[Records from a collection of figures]
_ _ _ _ _

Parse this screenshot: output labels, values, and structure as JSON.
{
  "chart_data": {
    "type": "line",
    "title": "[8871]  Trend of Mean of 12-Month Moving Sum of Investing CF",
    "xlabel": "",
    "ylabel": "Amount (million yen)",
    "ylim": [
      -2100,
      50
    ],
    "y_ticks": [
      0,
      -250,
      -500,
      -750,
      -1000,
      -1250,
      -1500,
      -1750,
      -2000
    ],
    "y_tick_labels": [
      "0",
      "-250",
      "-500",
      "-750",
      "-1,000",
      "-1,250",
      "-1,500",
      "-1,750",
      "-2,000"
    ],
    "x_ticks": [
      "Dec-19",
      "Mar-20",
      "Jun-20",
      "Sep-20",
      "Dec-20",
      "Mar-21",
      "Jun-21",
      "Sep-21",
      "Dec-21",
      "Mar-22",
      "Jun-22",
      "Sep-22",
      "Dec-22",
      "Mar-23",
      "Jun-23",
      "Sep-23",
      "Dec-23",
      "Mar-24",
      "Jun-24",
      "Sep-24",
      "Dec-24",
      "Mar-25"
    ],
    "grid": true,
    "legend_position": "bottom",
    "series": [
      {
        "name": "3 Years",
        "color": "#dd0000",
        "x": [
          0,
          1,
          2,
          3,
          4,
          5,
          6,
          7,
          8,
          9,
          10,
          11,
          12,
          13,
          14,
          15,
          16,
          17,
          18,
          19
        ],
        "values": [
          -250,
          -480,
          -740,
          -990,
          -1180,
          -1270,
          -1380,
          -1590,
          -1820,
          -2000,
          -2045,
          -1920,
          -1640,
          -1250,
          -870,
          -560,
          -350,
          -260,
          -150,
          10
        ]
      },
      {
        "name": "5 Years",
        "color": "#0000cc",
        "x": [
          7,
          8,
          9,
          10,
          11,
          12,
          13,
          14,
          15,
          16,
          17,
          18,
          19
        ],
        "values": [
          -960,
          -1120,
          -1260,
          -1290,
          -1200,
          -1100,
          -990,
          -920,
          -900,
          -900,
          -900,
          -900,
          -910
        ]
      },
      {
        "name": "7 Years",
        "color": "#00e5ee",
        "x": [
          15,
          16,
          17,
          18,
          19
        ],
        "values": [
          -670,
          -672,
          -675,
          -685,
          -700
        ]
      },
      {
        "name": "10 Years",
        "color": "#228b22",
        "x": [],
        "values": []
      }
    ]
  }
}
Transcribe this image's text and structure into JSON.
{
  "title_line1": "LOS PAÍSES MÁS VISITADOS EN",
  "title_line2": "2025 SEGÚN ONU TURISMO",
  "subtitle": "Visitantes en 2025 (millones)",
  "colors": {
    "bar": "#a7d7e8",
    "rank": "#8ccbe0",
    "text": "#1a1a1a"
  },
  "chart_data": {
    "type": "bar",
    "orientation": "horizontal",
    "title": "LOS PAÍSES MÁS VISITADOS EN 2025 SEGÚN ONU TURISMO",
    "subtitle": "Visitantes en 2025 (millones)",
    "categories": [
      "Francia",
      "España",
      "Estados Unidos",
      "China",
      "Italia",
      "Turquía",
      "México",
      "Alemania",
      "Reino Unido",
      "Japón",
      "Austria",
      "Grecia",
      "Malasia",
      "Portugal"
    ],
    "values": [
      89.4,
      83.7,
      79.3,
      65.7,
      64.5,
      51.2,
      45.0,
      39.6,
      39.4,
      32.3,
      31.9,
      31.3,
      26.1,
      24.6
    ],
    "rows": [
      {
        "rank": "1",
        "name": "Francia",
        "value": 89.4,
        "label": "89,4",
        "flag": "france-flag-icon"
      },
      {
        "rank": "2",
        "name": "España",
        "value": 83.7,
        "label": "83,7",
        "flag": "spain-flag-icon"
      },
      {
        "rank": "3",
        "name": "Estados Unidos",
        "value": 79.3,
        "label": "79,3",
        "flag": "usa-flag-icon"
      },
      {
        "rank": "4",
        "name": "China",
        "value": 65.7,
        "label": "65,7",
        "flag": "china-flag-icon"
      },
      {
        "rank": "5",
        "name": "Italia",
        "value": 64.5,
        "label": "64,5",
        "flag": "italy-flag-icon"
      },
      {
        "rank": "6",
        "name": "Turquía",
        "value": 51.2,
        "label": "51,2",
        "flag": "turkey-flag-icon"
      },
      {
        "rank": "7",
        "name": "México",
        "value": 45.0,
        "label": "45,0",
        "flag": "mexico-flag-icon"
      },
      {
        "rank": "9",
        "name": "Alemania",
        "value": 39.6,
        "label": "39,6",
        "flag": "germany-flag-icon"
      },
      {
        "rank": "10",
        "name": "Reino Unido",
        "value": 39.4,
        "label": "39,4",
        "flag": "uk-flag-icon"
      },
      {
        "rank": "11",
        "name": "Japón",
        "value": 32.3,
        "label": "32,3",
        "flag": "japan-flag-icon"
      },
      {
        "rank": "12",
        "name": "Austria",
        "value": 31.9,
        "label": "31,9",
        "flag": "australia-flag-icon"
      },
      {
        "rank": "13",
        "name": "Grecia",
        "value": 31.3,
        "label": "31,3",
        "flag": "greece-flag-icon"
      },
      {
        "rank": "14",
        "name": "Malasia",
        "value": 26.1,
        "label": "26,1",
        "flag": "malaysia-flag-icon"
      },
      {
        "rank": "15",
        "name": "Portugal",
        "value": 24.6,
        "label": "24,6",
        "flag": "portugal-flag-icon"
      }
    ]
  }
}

_ _ _ _ _

[PROBLEM DESCRIPTION] Go through the lines above. Select every one that has the string "Years".

[EXERCISE ANSWER]
        "name": "3 Years",
        "name": "5 Years",
        "name": "7 Years",
        "name": "10 Years",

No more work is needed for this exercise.